◆ STATED PROBLEM
Copy out, exactly as given, every line from the line with "Type out the text in this image." to the end of the listing, both of those lines included.

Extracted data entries

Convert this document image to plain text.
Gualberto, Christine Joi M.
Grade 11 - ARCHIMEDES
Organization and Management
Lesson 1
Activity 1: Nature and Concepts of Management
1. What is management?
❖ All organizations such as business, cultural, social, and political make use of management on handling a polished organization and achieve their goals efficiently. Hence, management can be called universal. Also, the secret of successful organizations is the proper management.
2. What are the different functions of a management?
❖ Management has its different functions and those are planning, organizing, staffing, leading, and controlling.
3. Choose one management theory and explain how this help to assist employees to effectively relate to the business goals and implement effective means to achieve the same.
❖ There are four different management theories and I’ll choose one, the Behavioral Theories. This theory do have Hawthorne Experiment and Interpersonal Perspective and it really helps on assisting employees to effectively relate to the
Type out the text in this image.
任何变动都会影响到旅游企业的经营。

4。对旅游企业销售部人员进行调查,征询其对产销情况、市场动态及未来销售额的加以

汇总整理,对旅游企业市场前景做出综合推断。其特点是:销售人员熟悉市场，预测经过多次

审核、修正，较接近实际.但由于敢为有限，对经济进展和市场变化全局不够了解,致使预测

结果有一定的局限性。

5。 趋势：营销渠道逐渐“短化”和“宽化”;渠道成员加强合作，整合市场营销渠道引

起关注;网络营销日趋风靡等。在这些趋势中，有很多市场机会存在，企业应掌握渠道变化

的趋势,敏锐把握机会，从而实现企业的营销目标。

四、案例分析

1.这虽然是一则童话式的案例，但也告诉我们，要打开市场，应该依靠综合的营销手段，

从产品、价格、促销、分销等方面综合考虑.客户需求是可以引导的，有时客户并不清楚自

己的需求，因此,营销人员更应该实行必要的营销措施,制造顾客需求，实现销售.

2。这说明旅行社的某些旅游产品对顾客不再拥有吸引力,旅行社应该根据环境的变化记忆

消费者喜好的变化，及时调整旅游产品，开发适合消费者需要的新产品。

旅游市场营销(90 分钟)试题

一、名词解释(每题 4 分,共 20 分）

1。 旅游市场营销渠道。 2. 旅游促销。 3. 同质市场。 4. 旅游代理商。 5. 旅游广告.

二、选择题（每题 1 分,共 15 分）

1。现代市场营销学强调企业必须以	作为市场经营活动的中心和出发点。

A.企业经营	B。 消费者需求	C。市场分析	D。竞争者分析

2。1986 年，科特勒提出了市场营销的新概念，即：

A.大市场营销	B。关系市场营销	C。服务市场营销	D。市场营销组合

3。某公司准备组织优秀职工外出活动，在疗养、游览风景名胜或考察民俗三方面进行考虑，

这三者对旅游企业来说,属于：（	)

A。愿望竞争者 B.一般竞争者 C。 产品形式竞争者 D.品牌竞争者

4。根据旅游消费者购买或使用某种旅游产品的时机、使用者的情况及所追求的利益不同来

◆ REPLY
Type out the text in this image.
任何变动都会影响到旅游企业的经营。

4。对旅游企业销售部人员进行调查,征询其对产销情况、市场动态及未来销售额的加以

汇总整理,对旅游企业市场前景做出综合推断。其特点是:销售人员熟悉市场，预测经过多次

审核、修正，较接近实际.但由于敢为有限，对经济进展和市场变化全局不够了解,致使预测

结果有一定的局限性。

5。 趋势：营销渠道逐渐“短化”和“宽化”;渠道成员加强合作，整合市场营销渠道引

起关注;网络营销日趋风靡等。在这些趋势中，有很多市场机会存在，企业应掌握渠道变化

的趋势,敏锐把握机会，从而实现企业的营销目标。

四、案例分析

1.这虽然是一则童话式的案例，但也告诉我们，要打开市场，应该依靠综合的营销手段，

从产品、价格、促销、分销等方面综合考虑.客户需求是可以引导的，有时客户并不清楚自

己的需求，因此,营销人员更应该实行必要的营销措施,制造顾客需求，实现销售.

2。这说明旅行社的某些旅游产品对顾客不再拥有吸引力,旅行社应该根据环境的变化记忆

消费者喜好的变化，及时调整旅游产品，开发适合消费者需要的新产品。

旅游市场营销(90 分钟)试题

一、名词解释(每题 4 分,共 20 分）

1。 旅游市场营销渠道。 2. 旅游促销。 3. 同质市场。 4. 旅游代理商。 5. 旅游广告.

二、选择题（每题 1 分,共 15 分）

1。现代市场营销学强调企业必须以	作为市场经营活动的中心和出发点。

A.企业经营	B。 消费者需求	C。市场分析	D。竞争者分析

2。1986 年，科特勒提出了市场营销的新概念，即：

A.大市场营销	B。关系市场营销	C。服务市场营销	D。市场营销组合

3。某公司准备组织优秀职工外出活动，在疗养、游览风景名胜或考察民俗三方面进行考虑，

这三者对旅游企业来说,属于：（	)

A。愿望竞争者 B.一般竞争者 C。 产品形式竞争者 D.品牌竞争者

4。根据旅游消费者购买或使用某种旅游产品的时机、使用者的情况及所追求的利益不同来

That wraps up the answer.